■ EXERCISE INSTRUCTIONS ■
Transcribe the listing in full, excluding any pictures.

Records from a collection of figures
◇ ◇ ◇ ◇ ◇ ◇ ◇

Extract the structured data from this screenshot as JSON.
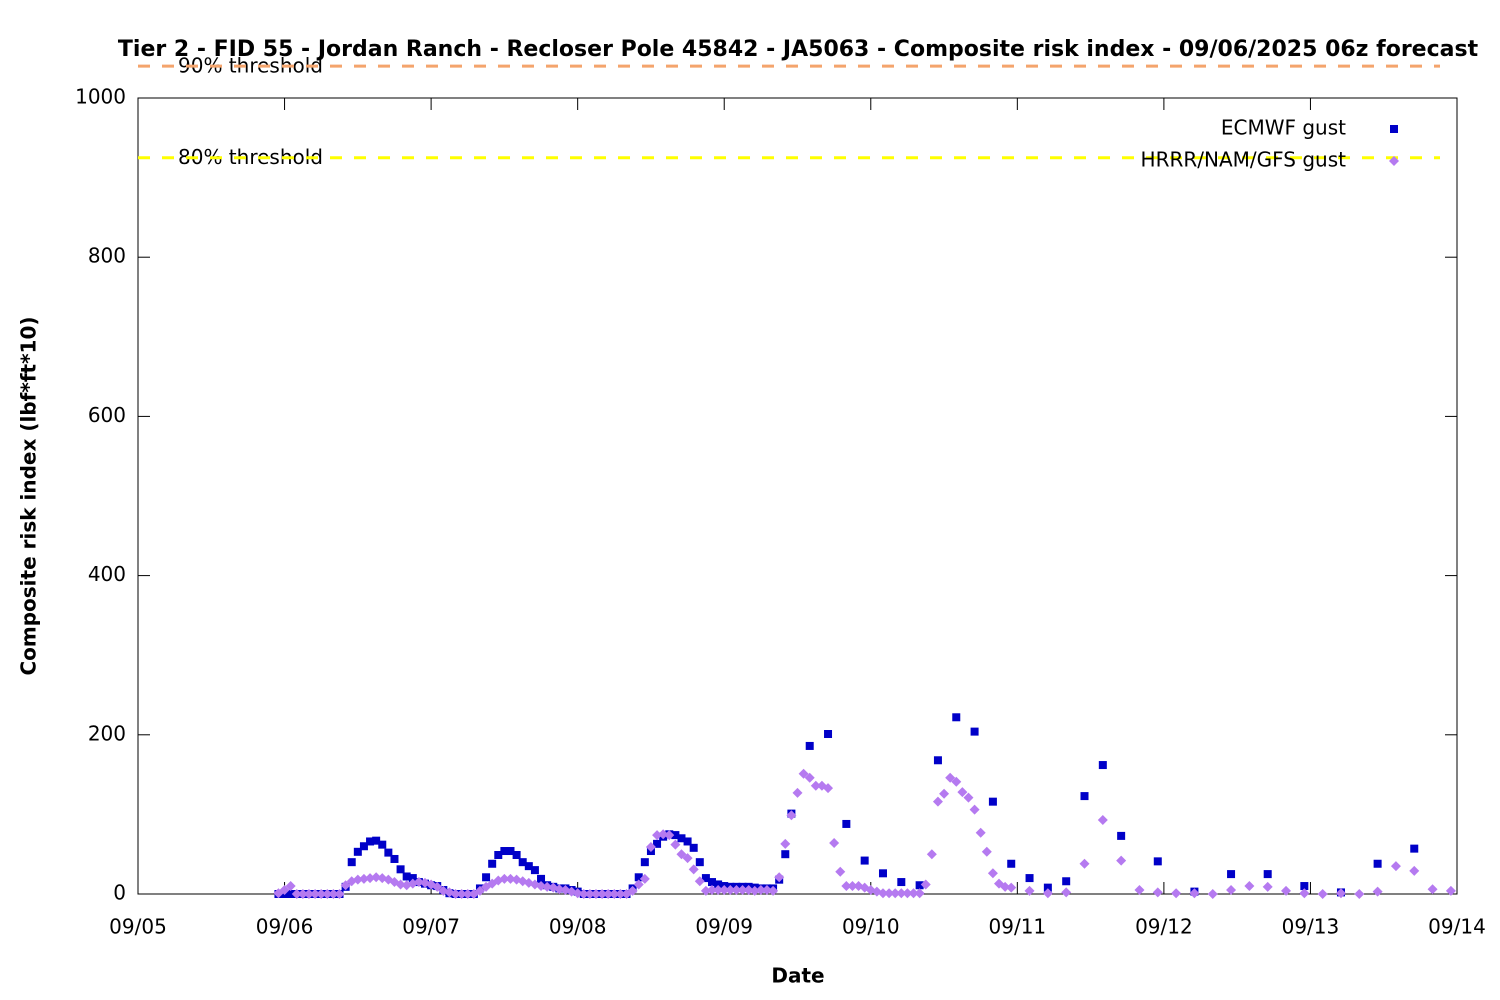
{
  "chart_data": {
    "type": "scatter",
    "title": "Tier 2 - FID 55 - Jordan Ranch - Recloser Pole 45842 - JA5063 - Composite risk index - 09/06/2025 06z forecast",
    "xlabel": "Date",
    "ylabel": "Composite risk index (lbf*ft*10)",
    "xlim": [
      0,
      216
    ],
    "xticks": [
      {
        "value": 0,
        "label": "09/05"
      },
      {
        "value": 24,
        "label": "09/06"
      },
      {
        "value": 48,
        "label": "09/07"
      },
      {
        "value": 72,
        "label": "09/08"
      },
      {
        "value": 96,
        "label": "09/09"
      },
      {
        "value": 120,
        "label": "09/10"
      },
      {
        "value": 144,
        "label": "09/11"
      },
      {
        "value": 168,
        "label": "09/12"
      },
      {
        "value": 192,
        "label": "09/13"
      },
      {
        "value": 216,
        "label": "09/14"
      }
    ],
    "ylim": [
      0,
      1000
    ],
    "yticks": [
      0,
      200,
      400,
      600,
      800,
      1000
    ],
    "legend": "top-right",
    "thresholds": [
      {
        "label": "90% threshold",
        "value": 1040,
        "color": "#f4a46c"
      },
      {
        "label": "80% threshold",
        "value": 925,
        "color": "#ffff00"
      }
    ],
    "series": [
      {
        "name": "ECMWF gust",
        "color": "#0000c8",
        "marker": "square",
        "x": [
          23,
          24,
          25,
          26,
          27,
          28,
          29,
          30,
          31,
          32,
          33,
          34,
          35,
          36,
          37,
          38,
          39,
          40,
          41,
          42,
          43,
          44,
          45,
          46,
          47,
          48,
          49,
          50,
          51,
          52,
          53,
          54,
          55,
          56,
          57,
          58,
          59,
          60,
          61,
          62,
          63,
          64,
          65,
          66,
          67,
          68,
          69,
          70,
          71,
          72,
          73,
          74,
          75,
          76,
          77,
          78,
          79,
          80,
          81,
          82,
          83,
          84,
          85,
          86,
          87,
          88,
          89,
          90,
          91,
          92,
          93,
          94,
          95,
          96,
          97,
          98,
          99,
          100,
          101,
          102,
          103,
          104,
          105,
          106,
          107,
          110,
          113,
          116,
          119,
          122,
          125,
          128,
          131,
          134,
          137,
          140,
          143,
          146,
          149,
          152,
          155,
          158,
          161,
          167,
          173,
          179,
          185,
          191,
          197,
          203,
          209
        ],
        "values": [
          0,
          0,
          0,
          0,
          0,
          0,
          0,
          0,
          0,
          0,
          0,
          9,
          40,
          53,
          60,
          66,
          67,
          62,
          52,
          44,
          31,
          22,
          20,
          15,
          13,
          11,
          10,
          5,
          1,
          0,
          0,
          0,
          0,
          7,
          21,
          38,
          49,
          54,
          54,
          49,
          40,
          35,
          30,
          19,
          11,
          9,
          7,
          7,
          5,
          3,
          0,
          0,
          0,
          0,
          0,
          0,
          0,
          0,
          7,
          21,
          40,
          54,
          63,
          72,
          75,
          74,
          70,
          66,
          58,
          40,
          20,
          15,
          12,
          10,
          9,
          9,
          9,
          9,
          8,
          7,
          7,
          7,
          18,
          50,
          101,
          186,
          201,
          88,
          42,
          26,
          15,
          11,
          168,
          222,
          204,
          116,
          38,
          20,
          8,
          16,
          123,
          162,
          73,
          41,
          3,
          25,
          25,
          10,
          2,
          38,
          57
        ]
      },
      {
        "name": "HRRR/NAM/GFS gust",
        "color": "#b57af0",
        "marker": "diamond",
        "x": [
          23,
          24,
          25,
          26,
          27,
          28,
          29,
          30,
          31,
          32,
          33,
          34,
          35,
          36,
          37,
          38,
          39,
          40,
          41,
          42,
          43,
          44,
          45,
          46,
          47,
          48,
          49,
          50,
          51,
          52,
          53,
          54,
          55,
          56,
          57,
          58,
          59,
          60,
          61,
          62,
          63,
          64,
          65,
          66,
          67,
          68,
          69,
          70,
          71,
          72,
          73,
          74,
          75,
          76,
          77,
          78,
          79,
          80,
          81,
          82,
          83,
          84,
          85,
          86,
          87,
          88,
          89,
          90,
          91,
          92,
          93,
          94,
          95,
          96,
          97,
          98,
          99,
          100,
          101,
          102,
          103,
          104,
          105,
          106,
          107,
          108,
          109,
          110,
          111,
          112,
          113,
          114,
          115,
          116,
          117,
          118,
          119,
          120,
          121,
          122,
          123,
          124,
          125,
          126,
          127,
          128,
          129,
          130,
          131,
          132,
          133,
          134,
          135,
          136,
          137,
          138,
          139,
          140,
          141,
          142,
          143,
          146,
          149,
          152,
          155,
          158,
          161,
          164,
          167,
          170,
          173,
          176,
          179,
          182,
          185,
          188,
          191,
          194,
          197,
          200,
          203,
          206,
          209,
          212,
          215
        ],
        "values": [
          1,
          5,
          10,
          0,
          0,
          0,
          0,
          0,
          0,
          0,
          0,
          11,
          16,
          18,
          19,
          20,
          21,
          20,
          18,
          15,
          12,
          11,
          13,
          15,
          14,
          12,
          9,
          4,
          2,
          0,
          0,
          0,
          0,
          4,
          9,
          13,
          17,
          19,
          19,
          18,
          16,
          14,
          12,
          10,
          9,
          8,
          6,
          5,
          3,
          1,
          0,
          0,
          0,
          0,
          0,
          0,
          0,
          0,
          4,
          12,
          19,
          59,
          74,
          75,
          74,
          62,
          50,
          45,
          31,
          16,
          4,
          5,
          5,
          5,
          5,
          5,
          5,
          5,
          4,
          5,
          5,
          4,
          21,
          63,
          99,
          127,
          151,
          146,
          136,
          136,
          133,
          64,
          28,
          10,
          10,
          10,
          8,
          5,
          3,
          1,
          1,
          1,
          1,
          1,
          1,
          1,
          12,
          50,
          116,
          126,
          146,
          141,
          128,
          121,
          106,
          77,
          53,
          26,
          13,
          9,
          8,
          4,
          1,
          2,
          38,
          93,
          42,
          5,
          2,
          1,
          1,
          0,
          5,
          10,
          9,
          4,
          1,
          0,
          1,
          0,
          3,
          35,
          29,
          6,
          4
        ]
      }
    ]
  }
}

◇ ◇ ◇ ◇ ◇ ◇ ◇

■ ANSWER IN FULL ■
Extract the structured data from this screenshot as JSON.
{
  "chart_data": {
    "type": "scatter",
    "title": "Tier 2 - FID 55 - Jordan Ranch - Recloser Pole 45842 - JA5063 - Composite risk index - 09/06/2025 06z forecast",
    "xlabel": "Date",
    "ylabel": "Composite risk index (lbf*ft*10)",
    "xlim": [
      0,
      216
    ],
    "xticks": [
      {
        "value": 0,
        "label": "09/05"
      },
      {
        "value": 24,
        "label": "09/06"
      },
      {
        "value": 48,
        "label": "09/07"
      },
      {
        "value": 72,
        "label": "09/08"
      },
      {
        "value": 96,
        "label": "09/09"
      },
      {
        "value": 120,
        "label": "09/10"
      },
      {
        "value": 144,
        "label": "09/11"
      },
      {
        "value": 168,
        "label": "09/12"
      },
      {
        "value": 192,
        "label": "09/13"
      },
      {
        "value": 216,
        "label": "09/14"
      }
    ],
    "ylim": [
      0,
      1000
    ],
    "yticks": [
      0,
      200,
      400,
      600,
      800,
      1000
    ],
    "legend": "top-right",
    "thresholds": [
      {
        "label": "90% threshold",
        "value": 1040,
        "color": "#f4a46c"
      },
      {
        "label": "80% threshold",
        "value": 925,
        "color": "#ffff00"
      }
    ],
    "series": [
      {
        "name": "ECMWF gust",
        "color": "#0000c8",
        "marker": "square",
        "x": [
          23,
          24,
          25,
          26,
          27,
          28,
          29,
          30,
          31,
          32,
          33,
          34,
          35,
          36,
          37,
          38,
          39,
          40,
          41,
          42,
          43,
          44,
          45,
          46,
          47,
          48,
          49,
          50,
          51,
          52,
          53,
          54,
          55,
          56,
          57,
          58,
          59,
          60,
          61,
          62,
          63,
          64,
          65,
          66,
          67,
          68,
          69,
          70,
          71,
          72,
          73,
          74,
          75,
          76,
          77,
          78,
          79,
          80,
          81,
          82,
          83,
          84,
          85,
          86,
          87,
          88,
          89,
          90,
          91,
          92,
          93,
          94,
          95,
          96,
          97,
          98,
          99,
          100,
          101,
          102,
          103,
          104,
          105,
          106,
          107,
          110,
          113,
          116,
          119,
          122,
          125,
          128,
          131,
          134,
          137,
          140,
          143,
          146,
          149,
          152,
          155,
          158,
          161,
          167,
          173,
          179,
          185,
          191,
          197,
          203,
          209
        ],
        "values": [
          0,
          0,
          0,
          0,
          0,
          0,
          0,
          0,
          0,
          0,
          0,
          9,
          40,
          53,
          60,
          66,
          67,
          62,
          52,
          44,
          31,
          22,
          20,
          15,
          13,
          11,
          10,
          5,
          1,
          0,
          0,
          0,
          0,
          7,
          21,
          38,
          49,
          54,
          54,
          49,
          40,
          35,
          30,
          19,
          11,
          9,
          7,
          7,
          5,
          3,
          0,
          0,
          0,
          0,
          0,
          0,
          0,
          0,
          7,
          21,
          40,
          54,
          63,
          72,
          75,
          74,
          70,
          66,
          58,
          40,
          20,
          15,
          12,
          10,
          9,
          9,
          9,
          9,
          8,
          7,
          7,
          7,
          18,
          50,
          101,
          186,
          201,
          88,
          42,
          26,
          15,
          11,
          168,
          222,
          204,
          116,
          38,
          20,
          8,
          16,
          123,
          162,
          73,
          41,
          3,
          25,
          25,
          10,
          2,
          38,
          57
        ]
      },
      {
        "name": "HRRR/NAM/GFS gust",
        "color": "#b57af0",
        "marker": "diamond",
        "x": [
          23,
          24,
          25,
          26,
          27,
          28,
          29,
          30,
          31,
          32,
          33,
          34,
          35,
          36,
          37,
          38,
          39,
          40,
          41,
          42,
          43,
          44,
          45,
          46,
          47,
          48,
          49,
          50,
          51,
          52,
          53,
          54,
          55,
          56,
          57,
          58,
          59,
          60,
          61,
          62,
          63,
          64,
          65,
          66,
          67,
          68,
          69,
          70,
          71,
          72,
          73,
          74,
          75,
          76,
          77,
          78,
          79,
          80,
          81,
          82,
          83,
          84,
          85,
          86,
          87,
          88,
          89,
          90,
          91,
          92,
          93,
          94,
          95,
          96,
          97,
          98,
          99,
          100,
          101,
          102,
          103,
          104,
          105,
          106,
          107,
          108,
          109,
          110,
          111,
          112,
          113,
          114,
          115,
          116,
          117,
          118,
          119,
          120,
          121,
          122,
          123,
          124,
          125,
          126,
          127,
          128,
          129,
          130,
          131,
          132,
          133,
          134,
          135,
          136,
          137,
          138,
          139,
          140,
          141,
          142,
          143,
          146,
          149,
          152,
          155,
          158,
          161,
          164,
          167,
          170,
          173,
          176,
          179,
          182,
          185,
          188,
          191,
          194,
          197,
          200,
          203,
          206,
          209,
          212,
          215
        ],
        "values": [
          1,
          5,
          10,
          0,
          0,
          0,
          0,
          0,
          0,
          0,
          0,
          11,
          16,
          18,
          19,
          20,
          21,
          20,
          18,
          15,
          12,
          11,
          13,
          15,
          14,
          12,
          9,
          4,
          2,
          0,
          0,
          0,
          0,
          4,
          9,
          13,
          17,
          19,
          19,
          18,
          16,
          14,
          12,
          10,
          9,
          8,
          6,
          5,
          3,
          1,
          0,
          0,
          0,
          0,
          0,
          0,
          0,
          0,
          4,
          12,
          19,
          59,
          74,
          75,
          74,
          62,
          50,
          45,
          31,
          16,
          4,
          5,
          5,
          5,
          5,
          5,
          5,
          5,
          4,
          5,
          5,
          4,
          21,
          63,
          99,
          127,
          151,
          146,
          136,
          136,
          133,
          64,
          28,
          10,
          10,
          10,
          8,
          5,
          3,
          1,
          1,
          1,
          1,
          1,
          1,
          1,
          12,
          50,
          116,
          126,
          146,
          141,
          128,
          121,
          106,
          77,
          53,
          26,
          13,
          9,
          8,
          4,
          1,
          2,
          38,
          93,
          42,
          5,
          2,
          1,
          1,
          0,
          5,
          10,
          9,
          4,
          1,
          0,
          1,
          0,
          3,
          35,
          29,
          6,
          4
        ]
      }
    ]
  }
}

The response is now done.